**Task brief**: Gather every line holding the string "name".

--- Data listing ---

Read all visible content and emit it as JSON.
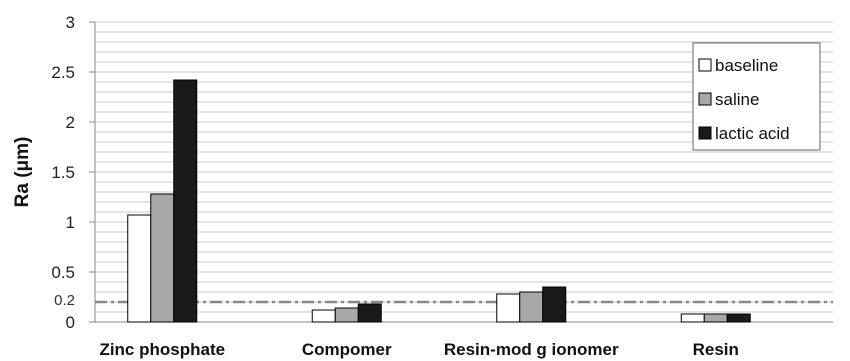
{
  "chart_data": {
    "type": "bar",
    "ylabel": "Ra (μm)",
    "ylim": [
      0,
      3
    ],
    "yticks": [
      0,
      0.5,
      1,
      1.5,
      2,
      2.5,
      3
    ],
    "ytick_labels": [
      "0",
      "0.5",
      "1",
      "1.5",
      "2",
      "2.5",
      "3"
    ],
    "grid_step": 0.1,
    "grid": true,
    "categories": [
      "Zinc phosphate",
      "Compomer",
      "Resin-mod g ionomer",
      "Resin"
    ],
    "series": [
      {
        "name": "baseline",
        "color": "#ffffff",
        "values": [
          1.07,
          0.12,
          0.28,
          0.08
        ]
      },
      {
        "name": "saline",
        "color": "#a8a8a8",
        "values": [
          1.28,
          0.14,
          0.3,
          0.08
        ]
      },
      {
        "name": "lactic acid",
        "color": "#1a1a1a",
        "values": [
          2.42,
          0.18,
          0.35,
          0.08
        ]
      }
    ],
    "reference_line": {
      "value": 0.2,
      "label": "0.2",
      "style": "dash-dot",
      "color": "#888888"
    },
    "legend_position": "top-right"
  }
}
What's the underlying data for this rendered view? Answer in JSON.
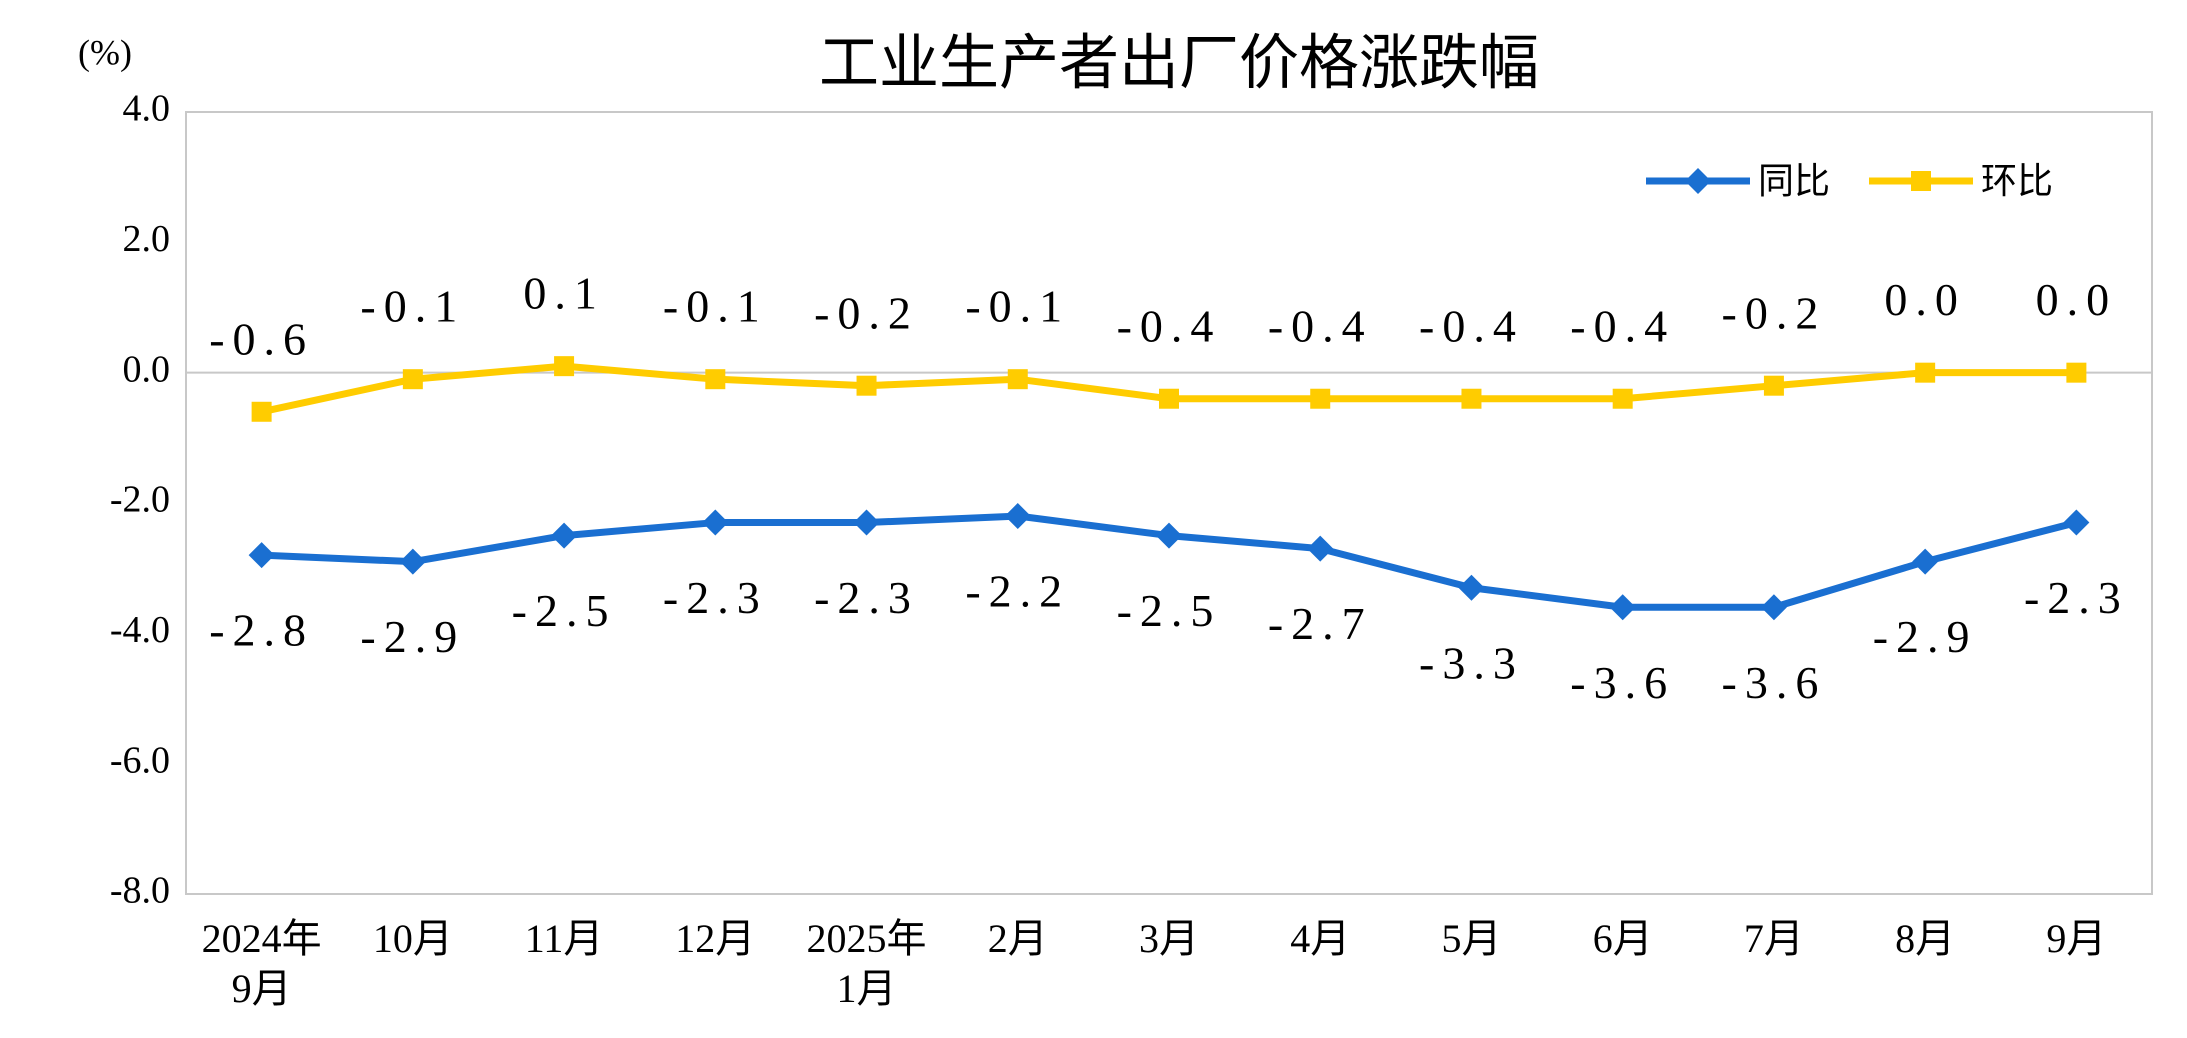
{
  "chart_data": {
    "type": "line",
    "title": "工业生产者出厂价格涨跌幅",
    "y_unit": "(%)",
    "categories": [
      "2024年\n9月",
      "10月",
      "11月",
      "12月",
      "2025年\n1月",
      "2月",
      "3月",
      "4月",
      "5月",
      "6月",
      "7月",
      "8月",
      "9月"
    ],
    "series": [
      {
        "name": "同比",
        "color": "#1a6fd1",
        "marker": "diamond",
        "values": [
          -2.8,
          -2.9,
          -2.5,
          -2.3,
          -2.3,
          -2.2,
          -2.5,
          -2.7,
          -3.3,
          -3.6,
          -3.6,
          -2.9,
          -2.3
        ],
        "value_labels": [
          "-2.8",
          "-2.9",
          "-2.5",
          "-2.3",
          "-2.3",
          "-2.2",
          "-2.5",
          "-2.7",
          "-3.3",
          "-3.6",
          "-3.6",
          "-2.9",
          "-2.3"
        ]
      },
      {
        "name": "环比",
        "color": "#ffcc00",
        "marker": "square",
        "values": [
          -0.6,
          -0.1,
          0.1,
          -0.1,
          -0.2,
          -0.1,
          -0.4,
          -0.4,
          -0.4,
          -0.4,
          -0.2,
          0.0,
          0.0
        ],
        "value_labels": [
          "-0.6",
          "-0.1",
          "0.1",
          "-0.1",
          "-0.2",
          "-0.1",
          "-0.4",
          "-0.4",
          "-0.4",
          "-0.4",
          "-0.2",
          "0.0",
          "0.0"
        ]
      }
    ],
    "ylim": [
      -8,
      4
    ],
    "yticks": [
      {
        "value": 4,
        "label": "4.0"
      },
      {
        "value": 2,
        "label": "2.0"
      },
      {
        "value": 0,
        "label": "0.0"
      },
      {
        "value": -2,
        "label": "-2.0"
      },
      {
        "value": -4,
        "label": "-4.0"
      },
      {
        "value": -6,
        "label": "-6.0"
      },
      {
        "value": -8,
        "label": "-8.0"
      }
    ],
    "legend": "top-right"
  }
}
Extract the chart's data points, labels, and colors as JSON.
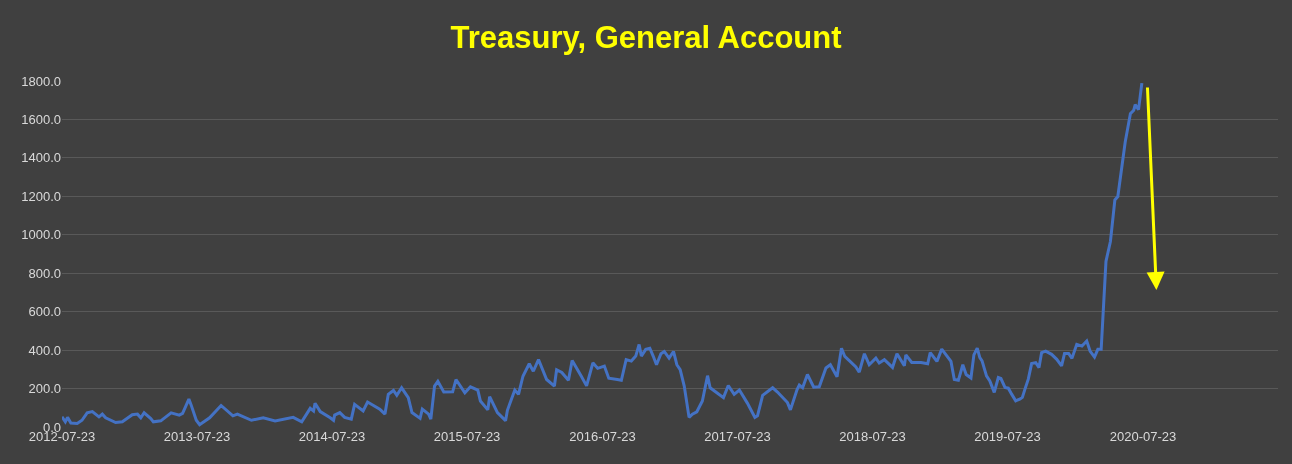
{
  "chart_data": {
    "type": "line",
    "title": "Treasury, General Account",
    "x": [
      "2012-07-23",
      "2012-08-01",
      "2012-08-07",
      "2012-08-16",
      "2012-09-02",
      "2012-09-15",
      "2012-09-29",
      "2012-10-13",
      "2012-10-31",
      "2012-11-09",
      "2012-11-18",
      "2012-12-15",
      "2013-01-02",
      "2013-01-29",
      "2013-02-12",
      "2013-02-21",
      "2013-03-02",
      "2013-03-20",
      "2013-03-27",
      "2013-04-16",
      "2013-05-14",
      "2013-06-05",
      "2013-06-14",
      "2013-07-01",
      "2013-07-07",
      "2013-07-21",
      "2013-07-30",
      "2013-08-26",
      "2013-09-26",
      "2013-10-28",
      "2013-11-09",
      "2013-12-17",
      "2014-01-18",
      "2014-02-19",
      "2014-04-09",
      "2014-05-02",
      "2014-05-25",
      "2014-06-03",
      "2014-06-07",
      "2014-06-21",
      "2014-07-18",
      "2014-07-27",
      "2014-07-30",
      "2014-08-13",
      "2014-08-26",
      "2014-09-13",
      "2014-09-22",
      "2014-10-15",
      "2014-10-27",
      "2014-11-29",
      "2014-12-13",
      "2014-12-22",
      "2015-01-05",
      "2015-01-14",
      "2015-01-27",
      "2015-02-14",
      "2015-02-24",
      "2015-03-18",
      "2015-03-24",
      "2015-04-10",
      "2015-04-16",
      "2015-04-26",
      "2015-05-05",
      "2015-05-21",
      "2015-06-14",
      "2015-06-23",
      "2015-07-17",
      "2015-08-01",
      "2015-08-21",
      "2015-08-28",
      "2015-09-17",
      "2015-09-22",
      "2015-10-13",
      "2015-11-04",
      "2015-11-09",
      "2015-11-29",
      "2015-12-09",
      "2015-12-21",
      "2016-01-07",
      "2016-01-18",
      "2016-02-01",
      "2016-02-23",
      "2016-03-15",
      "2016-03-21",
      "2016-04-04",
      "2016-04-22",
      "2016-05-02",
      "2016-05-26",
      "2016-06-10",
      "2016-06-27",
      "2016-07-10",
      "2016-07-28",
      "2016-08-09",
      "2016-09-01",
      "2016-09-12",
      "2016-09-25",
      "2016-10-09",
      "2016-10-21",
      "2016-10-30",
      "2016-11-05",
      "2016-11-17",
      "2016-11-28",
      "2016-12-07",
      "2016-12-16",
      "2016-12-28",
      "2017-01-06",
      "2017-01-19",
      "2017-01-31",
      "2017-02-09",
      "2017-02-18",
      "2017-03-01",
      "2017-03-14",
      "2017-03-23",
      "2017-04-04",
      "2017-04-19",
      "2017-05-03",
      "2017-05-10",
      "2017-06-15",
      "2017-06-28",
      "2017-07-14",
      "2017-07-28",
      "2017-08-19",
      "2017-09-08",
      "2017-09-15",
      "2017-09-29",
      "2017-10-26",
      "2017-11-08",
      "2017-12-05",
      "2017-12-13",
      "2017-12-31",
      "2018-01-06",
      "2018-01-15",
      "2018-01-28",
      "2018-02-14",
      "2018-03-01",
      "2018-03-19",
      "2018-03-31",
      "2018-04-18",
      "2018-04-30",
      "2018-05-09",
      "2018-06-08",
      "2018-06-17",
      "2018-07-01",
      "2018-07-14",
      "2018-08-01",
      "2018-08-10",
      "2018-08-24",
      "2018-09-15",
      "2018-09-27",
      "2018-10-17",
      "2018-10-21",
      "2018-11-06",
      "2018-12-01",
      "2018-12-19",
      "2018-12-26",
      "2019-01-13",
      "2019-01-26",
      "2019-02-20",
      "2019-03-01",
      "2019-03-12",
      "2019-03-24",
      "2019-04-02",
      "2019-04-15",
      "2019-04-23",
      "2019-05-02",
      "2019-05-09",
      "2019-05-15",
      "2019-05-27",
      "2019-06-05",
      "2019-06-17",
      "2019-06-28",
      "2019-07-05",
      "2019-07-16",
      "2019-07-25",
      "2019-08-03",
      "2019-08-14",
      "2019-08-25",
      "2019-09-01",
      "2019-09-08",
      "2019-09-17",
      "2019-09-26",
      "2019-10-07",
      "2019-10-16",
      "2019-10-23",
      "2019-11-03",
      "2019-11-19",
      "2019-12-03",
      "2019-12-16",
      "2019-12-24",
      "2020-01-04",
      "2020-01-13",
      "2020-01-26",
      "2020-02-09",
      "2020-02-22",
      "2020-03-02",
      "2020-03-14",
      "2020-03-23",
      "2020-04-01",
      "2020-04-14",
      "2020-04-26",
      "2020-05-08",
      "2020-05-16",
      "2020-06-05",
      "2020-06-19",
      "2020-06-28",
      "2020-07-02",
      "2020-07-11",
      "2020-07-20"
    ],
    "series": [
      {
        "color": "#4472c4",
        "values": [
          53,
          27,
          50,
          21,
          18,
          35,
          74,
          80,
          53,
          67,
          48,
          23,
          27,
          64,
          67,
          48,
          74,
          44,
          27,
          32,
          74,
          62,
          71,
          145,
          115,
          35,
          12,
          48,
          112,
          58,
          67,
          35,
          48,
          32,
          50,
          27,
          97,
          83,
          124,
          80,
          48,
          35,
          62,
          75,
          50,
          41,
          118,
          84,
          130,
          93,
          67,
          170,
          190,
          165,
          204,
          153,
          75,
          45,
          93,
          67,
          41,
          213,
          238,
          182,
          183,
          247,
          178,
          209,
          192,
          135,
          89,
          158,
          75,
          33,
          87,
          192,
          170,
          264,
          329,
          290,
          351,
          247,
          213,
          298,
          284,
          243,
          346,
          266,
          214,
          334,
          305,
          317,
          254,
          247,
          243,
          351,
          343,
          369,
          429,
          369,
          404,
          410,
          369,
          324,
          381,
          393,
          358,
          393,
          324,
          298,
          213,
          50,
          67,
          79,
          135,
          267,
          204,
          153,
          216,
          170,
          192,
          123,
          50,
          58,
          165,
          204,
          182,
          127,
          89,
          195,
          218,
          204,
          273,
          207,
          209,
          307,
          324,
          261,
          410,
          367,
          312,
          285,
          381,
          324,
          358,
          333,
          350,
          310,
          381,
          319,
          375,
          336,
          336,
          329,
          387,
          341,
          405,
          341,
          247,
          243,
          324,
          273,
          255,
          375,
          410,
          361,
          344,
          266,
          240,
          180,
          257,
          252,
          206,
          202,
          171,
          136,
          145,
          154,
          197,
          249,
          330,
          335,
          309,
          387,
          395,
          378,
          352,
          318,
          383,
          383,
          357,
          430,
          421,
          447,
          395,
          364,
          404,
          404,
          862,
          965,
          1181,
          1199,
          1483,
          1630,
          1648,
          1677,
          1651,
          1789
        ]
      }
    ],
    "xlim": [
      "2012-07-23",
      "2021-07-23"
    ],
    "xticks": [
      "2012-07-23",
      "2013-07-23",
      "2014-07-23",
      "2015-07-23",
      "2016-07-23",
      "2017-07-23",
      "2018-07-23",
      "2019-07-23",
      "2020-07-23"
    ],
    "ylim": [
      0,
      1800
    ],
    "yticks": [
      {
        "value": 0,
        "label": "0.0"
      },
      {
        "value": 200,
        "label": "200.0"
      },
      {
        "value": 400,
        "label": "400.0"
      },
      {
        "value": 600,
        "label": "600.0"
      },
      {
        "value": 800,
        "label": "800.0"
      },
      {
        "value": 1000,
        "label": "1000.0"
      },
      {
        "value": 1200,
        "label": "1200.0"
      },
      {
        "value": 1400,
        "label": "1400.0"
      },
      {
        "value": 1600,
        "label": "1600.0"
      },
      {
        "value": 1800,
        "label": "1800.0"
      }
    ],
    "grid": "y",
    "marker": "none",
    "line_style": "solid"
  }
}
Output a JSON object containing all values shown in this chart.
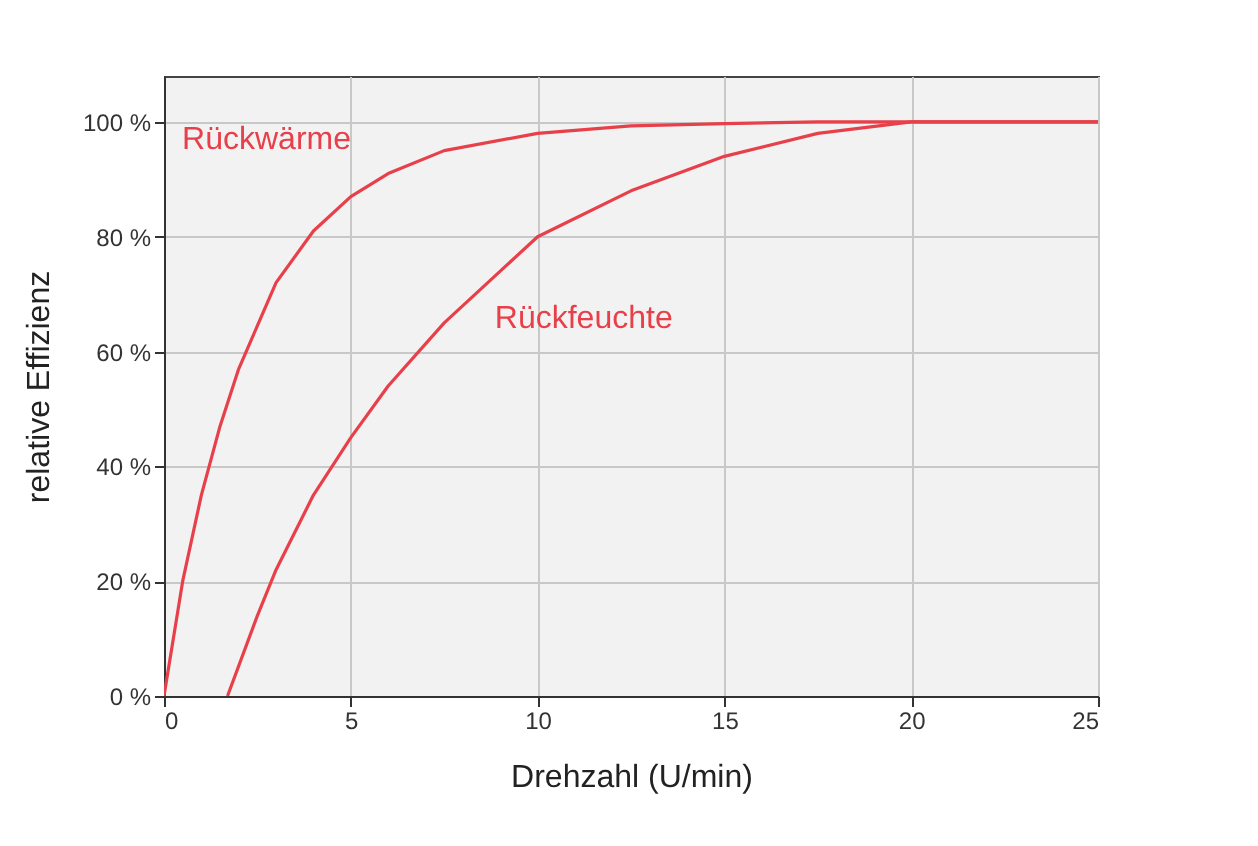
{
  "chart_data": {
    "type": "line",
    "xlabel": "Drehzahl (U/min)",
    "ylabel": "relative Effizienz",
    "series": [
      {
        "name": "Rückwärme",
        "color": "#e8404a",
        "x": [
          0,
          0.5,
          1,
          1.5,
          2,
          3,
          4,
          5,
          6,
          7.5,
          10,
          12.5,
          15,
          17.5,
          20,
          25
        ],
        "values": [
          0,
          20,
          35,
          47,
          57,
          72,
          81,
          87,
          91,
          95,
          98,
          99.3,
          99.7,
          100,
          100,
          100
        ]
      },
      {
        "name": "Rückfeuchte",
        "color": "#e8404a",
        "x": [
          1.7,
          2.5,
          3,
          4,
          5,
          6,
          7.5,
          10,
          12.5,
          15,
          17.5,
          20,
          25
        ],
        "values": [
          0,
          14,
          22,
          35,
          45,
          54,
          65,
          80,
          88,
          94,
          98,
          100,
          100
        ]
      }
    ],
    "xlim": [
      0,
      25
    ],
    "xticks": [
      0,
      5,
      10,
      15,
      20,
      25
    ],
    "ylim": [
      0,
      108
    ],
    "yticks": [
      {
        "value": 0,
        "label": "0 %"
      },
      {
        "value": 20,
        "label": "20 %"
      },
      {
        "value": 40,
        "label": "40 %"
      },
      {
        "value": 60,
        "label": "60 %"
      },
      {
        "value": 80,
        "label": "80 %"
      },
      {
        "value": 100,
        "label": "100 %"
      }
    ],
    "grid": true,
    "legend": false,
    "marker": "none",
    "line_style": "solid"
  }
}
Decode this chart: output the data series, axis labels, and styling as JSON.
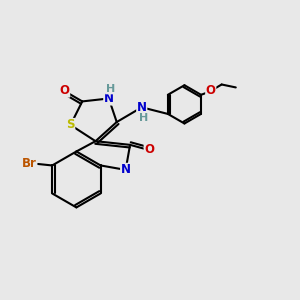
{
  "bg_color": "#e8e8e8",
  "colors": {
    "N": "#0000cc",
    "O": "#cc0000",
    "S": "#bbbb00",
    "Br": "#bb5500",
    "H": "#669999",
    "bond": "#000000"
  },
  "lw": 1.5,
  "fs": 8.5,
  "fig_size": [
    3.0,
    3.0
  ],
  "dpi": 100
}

---

**Task solution**:
        "name": "baseline",
        "name": "saline",
        "name": "lactic acid",
        "name": "同比",
        "name": "环比",
        "name": "Rückwärme",
        "name": "Rückfeuchte",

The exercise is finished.